* SOURCE PASSAGE:
_____

After she was spooked she pulled away again, and I noted that she was acting different (bad) than the recent different (good) when her family was here for a week.

And when she pulled away again, I realized that I HADN'T separated hope and expectations, that my heart was broken yet AGAIN, for the bajillionth time in this process for me, that this is what keeps happening: she lulls me in (or I allow myself to be lulled in), then breaks my heart. It's a seemingly endless cycle.

And I just couldn't take it any more. I can't keep getting my heart broken.

So I opened up to her. I told her I noticed she was acting different, she told me what spooked her, we talked about boundaries, we talked about kids, we talked about a LOT of stuff...we had what most people would call a "really good" talk, but I told her I just couldn't do it anymore.

Apparently I CAN'T separate hope and expectations.

Apparently, at least with this woman, I CAN'T not be head-over-heels in love.

Apparently I am addicted to her like a drug. I break my dependency on her, then when she lulls me back in I fool myself into thinking I can control the positive interactions, but I can't. It's like a friggin' drug. I don't NEED her, I just WANT her really, really, REALLY bad...like a drug addict really wants his drug.

_____

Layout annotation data
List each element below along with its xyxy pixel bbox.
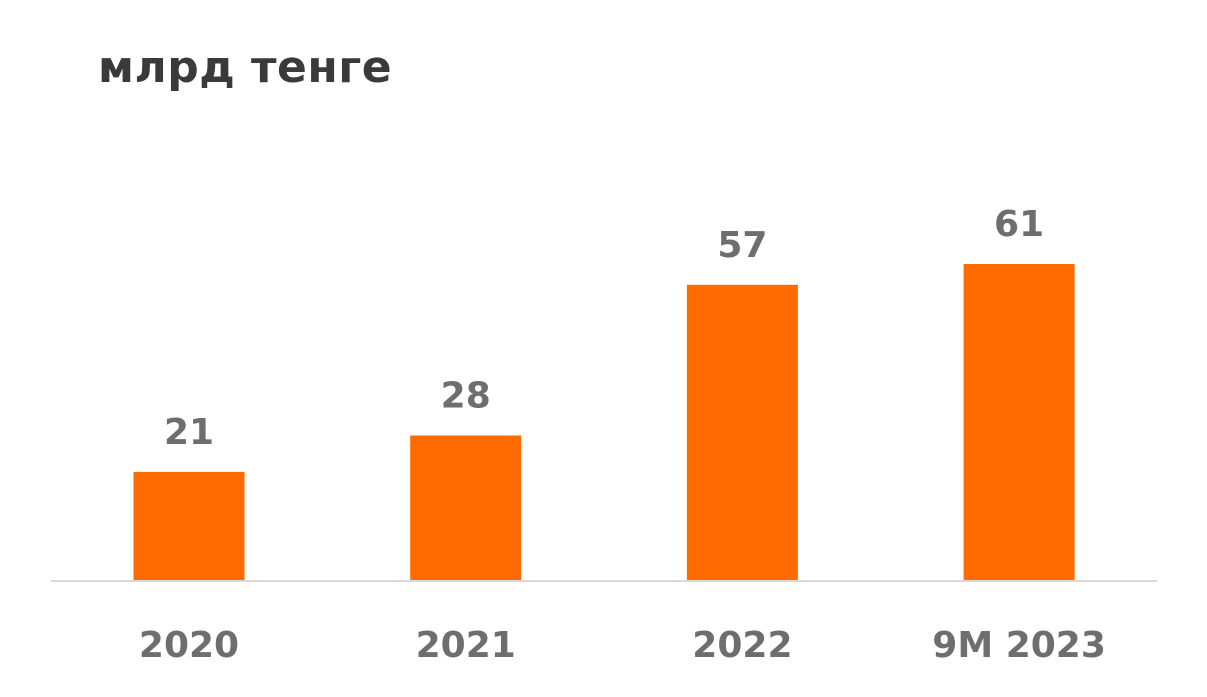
bar-2: [410, 435, 522, 581]
bar-1: [133, 471, 245, 581]
bar-3: [686, 284, 798, 581]
x-tick-label-2: 2021: [416, 625, 516, 666]
chart-title: млрд тенге: [98, 42, 393, 93]
data-label-3: 57: [717, 225, 767, 266]
data-label-4: 61: [994, 204, 1044, 245]
data-label-2: 28: [441, 376, 491, 417]
data-label-1: 21: [164, 412, 214, 453]
x-tick-label-4: 9M 2023: [932, 625, 1106, 666]
x-tick-label-3: 2022: [692, 625, 792, 666]
x-tick-label-1: 2020: [139, 625, 239, 666]
bar-4: [963, 264, 1075, 581]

_____

* EXERCISE DETAILS: Copy the passage about the relationship between "And I just couldn't" and "do it anymore.", inclusive, and switch "boundaries" to "limits".

* ANSWER TO THE EXERCISE:
And I just couldn't take it any more. I can't keep getting my heart broken.

So I opened up to her. I told her I noticed she was acting different, she told me what spooked her, we talked about limits, we talked about kids, we talked about a LOT of stuff...we had what most people would call a "really good" talk, but I told her I just couldn't do it anymore.